§ Stated exercise
Every entry must be copied word for word.

§ Supplied material
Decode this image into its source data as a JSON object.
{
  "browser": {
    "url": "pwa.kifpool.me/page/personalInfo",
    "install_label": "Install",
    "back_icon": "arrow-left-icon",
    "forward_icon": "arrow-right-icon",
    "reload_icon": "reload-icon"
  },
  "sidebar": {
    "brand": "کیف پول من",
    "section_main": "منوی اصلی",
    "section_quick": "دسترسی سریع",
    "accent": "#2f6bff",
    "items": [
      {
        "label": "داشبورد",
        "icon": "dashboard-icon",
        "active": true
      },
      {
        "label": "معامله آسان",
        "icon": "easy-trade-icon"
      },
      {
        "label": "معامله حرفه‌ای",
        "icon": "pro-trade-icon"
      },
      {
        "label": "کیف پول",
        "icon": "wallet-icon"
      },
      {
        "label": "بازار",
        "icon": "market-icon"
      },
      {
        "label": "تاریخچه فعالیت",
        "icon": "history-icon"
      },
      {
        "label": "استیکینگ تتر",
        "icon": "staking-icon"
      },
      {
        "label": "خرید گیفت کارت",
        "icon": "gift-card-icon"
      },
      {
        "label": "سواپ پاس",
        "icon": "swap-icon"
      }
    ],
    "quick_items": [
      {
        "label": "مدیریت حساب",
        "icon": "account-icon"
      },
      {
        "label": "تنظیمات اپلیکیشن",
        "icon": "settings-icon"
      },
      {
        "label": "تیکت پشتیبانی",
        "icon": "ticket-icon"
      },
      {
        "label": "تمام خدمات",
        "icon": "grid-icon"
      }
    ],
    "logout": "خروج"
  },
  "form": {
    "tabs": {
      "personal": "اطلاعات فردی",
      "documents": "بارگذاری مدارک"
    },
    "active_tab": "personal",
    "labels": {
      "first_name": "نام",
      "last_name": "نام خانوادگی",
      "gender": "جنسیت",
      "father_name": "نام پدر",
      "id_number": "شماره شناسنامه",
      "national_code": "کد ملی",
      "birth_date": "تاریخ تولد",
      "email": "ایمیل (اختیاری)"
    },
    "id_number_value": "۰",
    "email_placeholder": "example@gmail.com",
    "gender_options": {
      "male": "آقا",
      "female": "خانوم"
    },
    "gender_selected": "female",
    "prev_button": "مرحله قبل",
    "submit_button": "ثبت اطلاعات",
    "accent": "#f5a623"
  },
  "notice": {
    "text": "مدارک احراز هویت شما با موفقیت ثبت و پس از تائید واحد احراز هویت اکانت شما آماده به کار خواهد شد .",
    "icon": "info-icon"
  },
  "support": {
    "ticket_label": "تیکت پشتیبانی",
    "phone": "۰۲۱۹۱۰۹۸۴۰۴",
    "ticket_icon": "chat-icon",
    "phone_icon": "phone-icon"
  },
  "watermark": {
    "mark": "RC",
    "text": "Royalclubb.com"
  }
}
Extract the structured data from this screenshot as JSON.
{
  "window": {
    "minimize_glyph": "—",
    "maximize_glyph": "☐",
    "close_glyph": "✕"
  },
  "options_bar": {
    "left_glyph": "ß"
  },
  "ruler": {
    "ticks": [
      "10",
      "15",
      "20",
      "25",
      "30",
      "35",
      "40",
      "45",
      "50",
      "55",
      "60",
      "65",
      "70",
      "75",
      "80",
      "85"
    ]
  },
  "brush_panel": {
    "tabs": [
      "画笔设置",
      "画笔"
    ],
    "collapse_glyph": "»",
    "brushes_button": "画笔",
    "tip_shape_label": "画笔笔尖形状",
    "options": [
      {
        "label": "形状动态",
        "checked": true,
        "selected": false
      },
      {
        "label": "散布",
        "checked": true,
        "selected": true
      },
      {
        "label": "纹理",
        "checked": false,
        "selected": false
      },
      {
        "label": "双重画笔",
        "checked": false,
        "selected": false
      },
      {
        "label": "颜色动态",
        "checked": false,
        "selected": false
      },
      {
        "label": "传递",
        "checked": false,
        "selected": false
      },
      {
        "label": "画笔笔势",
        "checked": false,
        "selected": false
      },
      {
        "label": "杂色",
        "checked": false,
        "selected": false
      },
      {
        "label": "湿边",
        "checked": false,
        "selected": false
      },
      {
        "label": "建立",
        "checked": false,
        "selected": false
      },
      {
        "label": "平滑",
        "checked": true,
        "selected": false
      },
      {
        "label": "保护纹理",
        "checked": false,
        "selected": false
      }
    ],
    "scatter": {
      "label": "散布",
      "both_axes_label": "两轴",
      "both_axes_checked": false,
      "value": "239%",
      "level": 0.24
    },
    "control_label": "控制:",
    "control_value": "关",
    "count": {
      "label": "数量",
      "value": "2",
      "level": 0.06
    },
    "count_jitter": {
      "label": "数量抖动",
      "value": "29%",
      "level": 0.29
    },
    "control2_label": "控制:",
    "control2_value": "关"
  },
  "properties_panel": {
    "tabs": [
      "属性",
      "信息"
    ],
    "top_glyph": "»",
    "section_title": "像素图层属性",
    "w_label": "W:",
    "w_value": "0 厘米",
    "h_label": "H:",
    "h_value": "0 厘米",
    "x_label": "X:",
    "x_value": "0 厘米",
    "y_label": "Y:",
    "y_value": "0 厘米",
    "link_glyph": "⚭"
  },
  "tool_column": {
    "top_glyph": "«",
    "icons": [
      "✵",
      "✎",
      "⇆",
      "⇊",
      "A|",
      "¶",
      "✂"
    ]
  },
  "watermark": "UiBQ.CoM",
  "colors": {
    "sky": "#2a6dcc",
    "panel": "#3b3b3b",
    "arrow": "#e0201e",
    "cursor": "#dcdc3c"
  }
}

§ Solution
Decode this image into its source data as a JSON object.
{
  "browser": {
    "url": "pwa.kifpool.me/page/personalInfo",
    "install_label": "Install",
    "back_icon": "arrow-left-icon",
    "forward_icon": "arrow-right-icon",
    "reload_icon": "reload-icon"
  },
  "sidebar": {
    "brand": "کیف پول من",
    "section_main": "منوی اصلی",
    "section_quick": "دسترسی سریع",
    "accent": "#2f6bff",
    "items": [
      {
        "label": "داشبورد",
        "icon": "dashboard-icon",
        "active": true
      },
      {
        "label": "معامله آسان",
        "icon": "easy-trade-icon"
      },
      {
        "label": "معامله حرفه‌ای",
        "icon": "pro-trade-icon"
      },
      {
        "label": "کیف پول",
        "icon": "wallet-icon"
      },
      {
        "label": "بازار",
        "icon": "market-icon"
      },
      {
        "label": "تاریخچه فعالیت",
        "icon": "history-icon"
      },
      {
        "label": "استیکینگ تتر",
        "icon": "staking-icon"
      },
      {
        "label": "خرید گیفت کارت",
        "icon": "gift-card-icon"
      },
      {
        "label": "سواپ پاس",
        "icon": "swap-icon"
      }
    ],
    "quick_items": [
      {
        "label": "مدیریت حساب",
        "icon": "account-icon"
      },
      {
        "label": "تنظیمات اپلیکیشن",
        "icon": "settings-icon"
      },
      {
        "label": "تیکت پشتیبانی",
        "icon": "ticket-icon"
      },
      {
        "label": "تمام خدمات",
        "icon": "grid-icon"
      }
    ],
    "logout": "خروج"
  },
  "form": {
    "tabs": {
      "personal": "اطلاعات فردی",
      "documents": "بارگذاری مدارک"
    },
    "active_tab": "personal",
    "labels": {
      "first_name": "نام",
      "last_name": "نام خانوادگی",
      "gender": "جنسیت",
      "father_name": "نام پدر",
      "id_number": "شماره شناسنامه",
      "national_code": "کد ملی",
      "birth_date": "تاریخ تولد",
      "email": "ایمیل (اختیاری)"
    },
    "id_number_value": "۰",
    "email_placeholder": "example@gmail.com",
    "gender_options": {
      "male": "آقا",
      "female": "خانوم"
    },
    "gender_selected": "female",
    "prev_button": "مرحله قبل",
    "submit_button": "ثبت اطلاعات",
    "accent": "#f5a623"
  },
  "notice": {
    "text": "مدارک احراز هویت شما با موفقیت ثبت و پس از تائید واحد احراز هویت اکانت شما آماده به کار خواهد شد .",
    "icon": "info-icon"
  },
  "support": {
    "ticket_label": "تیکت پشتیبانی",
    "phone": "۰۲۱۹۱۰۹۸۴۰۴",
    "ticket_icon": "chat-icon",
    "phone_icon": "phone-icon"
  },
  "watermark": {
    "mark": "RC",
    "text": "Royalclubb.com"
  }
}
Extract the structured data from this screenshot as JSON.
{
  "window": {
    "minimize_glyph": "—",
    "maximize_glyph": "☐",
    "close_glyph": "✕"
  },
  "options_bar": {
    "left_glyph": "ß"
  },
  "ruler": {
    "ticks": [
      "10",
      "15",
      "20",
      "25",
      "30",
      "35",
      "40",
      "45",
      "50",
      "55",
      "60",
      "65",
      "70",
      "75",
      "80",
      "85"
    ]
  },
  "brush_panel": {
    "tabs": [
      "画笔设置",
      "画笔"
    ],
    "collapse_glyph": "»",
    "brushes_button": "画笔",
    "tip_shape_label": "画笔笔尖形状",
    "options": [
      {
        "label": "形状动态",
        "checked": true,
        "selected": false
      },
      {
        "label": "散布",
        "checked": true,
        "selected": true
      },
      {
        "label": "纹理",
        "checked": false,
        "selected": false
      },
      {
        "label": "双重画笔",
        "checked": false,
        "selected": false
      },
      {
        "label": "颜色动态",
        "checked": false,
        "selected": false
      },
      {
        "label": "传递",
        "checked": false,
        "selected": false
      },
      {
        "label": "画笔笔势",
        "checked": false,
        "selected": false
      },
      {
        "label": "杂色",
        "checked": false,
        "selected": false
      },
      {
        "label": "湿边",
        "checked": false,
        "selected": false
      },
      {
        "label": "建立",
        "checked": false,
        "selected": false
      },
      {
        "label": "平滑",
        "checked": true,
        "selected": false
      },
      {
        "label": "保护纹理",
        "checked": false,
        "selected": false
      }
    ],
    "scatter": {
      "label": "散布",
      "both_axes_label": "两轴",
      "both_axes_checked": false,
      "value": "239%",
      "level": 0.24
    },
    "control_label": "控制:",
    "control_value": "关",
    "count": {
      "label": "数量",
      "value": "2",
      "level": 0.06
    },
    "count_jitter": {
      "label": "数量抖动",
      "value": "29%",
      "level": 0.29
    },
    "control2_label": "控制:",
    "control2_value": "关"
  },
  "properties_panel": {
    "tabs": [
      "属性",
      "信息"
    ],
    "top_glyph": "»",
    "section_title": "像素图层属性",
    "w_label": "W:",
    "w_value": "0 厘米",
    "h_label": "H:",
    "h_value": "0 厘米",
    "x_label": "X:",
    "x_value": "0 厘米",
    "y_label": "Y:",
    "y_value": "0 厘米",
    "link_glyph": "⚭"
  },
  "tool_column": {
    "top_glyph": "«",
    "icons": [
      "✵",
      "✎",
      "⇆",
      "⇊",
      "A|",
      "¶",
      "✂"
    ]
  },
  "watermark": "UiBQ.CoM",
  "colors": {
    "sky": "#2a6dcc",
    "panel": "#3b3b3b",
    "arrow": "#e0201e",
    "cursor": "#dcdc3c"
  }
}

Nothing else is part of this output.